----- Given data

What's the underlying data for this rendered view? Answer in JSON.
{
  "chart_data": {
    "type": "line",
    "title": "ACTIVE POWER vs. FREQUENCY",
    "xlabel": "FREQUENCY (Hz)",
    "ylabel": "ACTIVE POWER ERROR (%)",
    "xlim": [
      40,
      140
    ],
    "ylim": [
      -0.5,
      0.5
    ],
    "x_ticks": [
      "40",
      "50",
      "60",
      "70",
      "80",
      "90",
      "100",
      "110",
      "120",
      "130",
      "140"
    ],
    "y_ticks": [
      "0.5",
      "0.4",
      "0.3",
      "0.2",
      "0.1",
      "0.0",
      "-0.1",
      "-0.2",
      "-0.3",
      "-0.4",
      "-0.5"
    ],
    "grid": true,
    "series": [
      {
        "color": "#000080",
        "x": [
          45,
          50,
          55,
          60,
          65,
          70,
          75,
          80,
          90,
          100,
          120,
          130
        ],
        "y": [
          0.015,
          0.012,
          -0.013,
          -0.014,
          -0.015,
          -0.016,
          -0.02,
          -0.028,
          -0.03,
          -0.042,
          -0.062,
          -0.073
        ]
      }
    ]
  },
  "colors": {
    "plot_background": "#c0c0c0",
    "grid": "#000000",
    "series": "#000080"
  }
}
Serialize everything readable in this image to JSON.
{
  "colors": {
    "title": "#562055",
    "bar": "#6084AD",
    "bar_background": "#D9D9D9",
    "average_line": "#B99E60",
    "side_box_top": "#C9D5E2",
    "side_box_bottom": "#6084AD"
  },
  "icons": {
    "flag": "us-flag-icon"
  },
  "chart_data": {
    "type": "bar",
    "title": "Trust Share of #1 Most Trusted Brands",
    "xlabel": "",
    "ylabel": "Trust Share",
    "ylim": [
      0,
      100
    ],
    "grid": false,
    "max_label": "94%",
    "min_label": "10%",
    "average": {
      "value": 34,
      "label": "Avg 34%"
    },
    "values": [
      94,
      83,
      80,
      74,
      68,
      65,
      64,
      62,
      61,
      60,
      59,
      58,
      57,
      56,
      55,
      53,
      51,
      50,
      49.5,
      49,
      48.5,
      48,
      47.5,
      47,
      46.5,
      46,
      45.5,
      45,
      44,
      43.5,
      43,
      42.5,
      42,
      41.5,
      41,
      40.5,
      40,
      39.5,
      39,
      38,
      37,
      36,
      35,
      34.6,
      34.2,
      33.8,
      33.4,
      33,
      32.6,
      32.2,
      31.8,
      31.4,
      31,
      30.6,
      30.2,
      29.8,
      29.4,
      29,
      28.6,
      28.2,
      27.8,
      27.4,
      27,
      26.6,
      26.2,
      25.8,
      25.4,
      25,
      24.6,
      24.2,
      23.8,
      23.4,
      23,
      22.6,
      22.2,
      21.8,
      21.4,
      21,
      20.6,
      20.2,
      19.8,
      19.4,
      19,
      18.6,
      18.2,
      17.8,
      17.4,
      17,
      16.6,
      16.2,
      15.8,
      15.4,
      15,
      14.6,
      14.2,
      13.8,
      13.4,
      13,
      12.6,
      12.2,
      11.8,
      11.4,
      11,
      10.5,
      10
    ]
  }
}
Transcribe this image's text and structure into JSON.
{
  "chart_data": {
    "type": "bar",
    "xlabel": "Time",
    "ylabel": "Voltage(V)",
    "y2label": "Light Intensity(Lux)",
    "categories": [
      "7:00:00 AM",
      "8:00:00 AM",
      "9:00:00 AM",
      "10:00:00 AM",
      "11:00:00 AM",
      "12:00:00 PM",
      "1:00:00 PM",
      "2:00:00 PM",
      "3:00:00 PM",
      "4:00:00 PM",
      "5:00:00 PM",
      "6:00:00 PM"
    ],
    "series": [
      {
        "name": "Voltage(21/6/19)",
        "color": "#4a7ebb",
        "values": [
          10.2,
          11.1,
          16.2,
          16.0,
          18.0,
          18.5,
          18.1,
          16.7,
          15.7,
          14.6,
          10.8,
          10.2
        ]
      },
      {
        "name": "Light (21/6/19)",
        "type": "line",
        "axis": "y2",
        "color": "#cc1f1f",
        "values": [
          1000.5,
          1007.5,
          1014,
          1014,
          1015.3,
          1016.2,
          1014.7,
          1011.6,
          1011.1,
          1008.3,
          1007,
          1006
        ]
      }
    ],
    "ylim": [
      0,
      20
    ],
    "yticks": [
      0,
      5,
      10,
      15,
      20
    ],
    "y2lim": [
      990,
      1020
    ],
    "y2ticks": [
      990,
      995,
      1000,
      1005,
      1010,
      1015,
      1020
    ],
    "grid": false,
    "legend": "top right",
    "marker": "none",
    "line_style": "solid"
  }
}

----------

Check each line above for "xlabel" and return the ones that have it.

    "xlabel": "FREQUENCY (Hz)",
    "xlabel": "",
    "xlabel": "Time",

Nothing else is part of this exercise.